Collect every line in the records below that contains the word "kind".

# Supplied data
______

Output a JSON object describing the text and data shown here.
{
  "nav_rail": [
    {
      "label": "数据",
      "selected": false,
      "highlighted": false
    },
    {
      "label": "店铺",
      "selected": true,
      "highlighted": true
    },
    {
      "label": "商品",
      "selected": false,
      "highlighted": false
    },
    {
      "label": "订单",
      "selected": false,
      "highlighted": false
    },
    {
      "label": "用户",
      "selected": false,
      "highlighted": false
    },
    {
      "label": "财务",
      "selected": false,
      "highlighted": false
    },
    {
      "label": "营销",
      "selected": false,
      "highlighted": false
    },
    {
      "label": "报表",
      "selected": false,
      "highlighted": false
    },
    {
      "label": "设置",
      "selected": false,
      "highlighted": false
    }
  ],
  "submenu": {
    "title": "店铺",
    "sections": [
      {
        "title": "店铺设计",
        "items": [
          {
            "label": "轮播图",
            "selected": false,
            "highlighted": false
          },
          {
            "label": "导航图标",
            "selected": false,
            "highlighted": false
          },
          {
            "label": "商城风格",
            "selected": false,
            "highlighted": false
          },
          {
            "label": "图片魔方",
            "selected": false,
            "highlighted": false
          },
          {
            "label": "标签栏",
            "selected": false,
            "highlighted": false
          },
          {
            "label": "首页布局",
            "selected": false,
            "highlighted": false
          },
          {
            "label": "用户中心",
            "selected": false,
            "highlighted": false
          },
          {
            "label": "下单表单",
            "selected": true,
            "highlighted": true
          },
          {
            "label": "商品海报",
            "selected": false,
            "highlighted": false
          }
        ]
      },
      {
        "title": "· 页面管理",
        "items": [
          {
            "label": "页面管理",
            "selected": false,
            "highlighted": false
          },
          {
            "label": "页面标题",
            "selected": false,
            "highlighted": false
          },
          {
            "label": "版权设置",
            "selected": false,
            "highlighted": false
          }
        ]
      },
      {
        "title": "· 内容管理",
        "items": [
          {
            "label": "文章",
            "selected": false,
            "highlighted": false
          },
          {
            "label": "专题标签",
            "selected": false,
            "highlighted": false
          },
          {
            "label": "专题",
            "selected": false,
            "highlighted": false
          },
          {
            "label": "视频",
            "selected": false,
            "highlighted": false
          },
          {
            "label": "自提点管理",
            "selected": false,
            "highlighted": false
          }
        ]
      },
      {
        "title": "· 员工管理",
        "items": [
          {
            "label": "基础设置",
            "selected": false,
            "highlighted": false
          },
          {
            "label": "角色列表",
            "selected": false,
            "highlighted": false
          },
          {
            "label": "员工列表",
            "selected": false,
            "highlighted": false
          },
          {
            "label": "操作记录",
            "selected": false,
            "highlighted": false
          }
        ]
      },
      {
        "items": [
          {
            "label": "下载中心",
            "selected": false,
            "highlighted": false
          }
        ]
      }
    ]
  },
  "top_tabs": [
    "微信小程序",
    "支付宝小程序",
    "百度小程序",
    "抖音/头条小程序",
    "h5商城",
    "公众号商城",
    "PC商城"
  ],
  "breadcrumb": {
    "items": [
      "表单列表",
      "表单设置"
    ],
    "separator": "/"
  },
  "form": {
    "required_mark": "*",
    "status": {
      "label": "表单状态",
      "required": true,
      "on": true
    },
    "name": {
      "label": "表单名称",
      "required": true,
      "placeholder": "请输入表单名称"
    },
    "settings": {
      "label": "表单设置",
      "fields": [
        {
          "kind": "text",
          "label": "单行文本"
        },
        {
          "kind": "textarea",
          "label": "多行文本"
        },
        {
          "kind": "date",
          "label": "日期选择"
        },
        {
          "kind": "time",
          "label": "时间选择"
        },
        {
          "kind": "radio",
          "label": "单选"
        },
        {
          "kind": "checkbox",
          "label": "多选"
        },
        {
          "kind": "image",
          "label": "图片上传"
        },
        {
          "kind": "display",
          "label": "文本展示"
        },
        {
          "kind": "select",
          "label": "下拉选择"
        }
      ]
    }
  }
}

______

# Solved problem
          "kind": "text",
          "kind": "textarea",
          "kind": "date",
          "kind": "time",
          "kind": "radio",
          "kind": "checkbox",
          "kind": "image",
          "kind": "display",
          "kind": "select",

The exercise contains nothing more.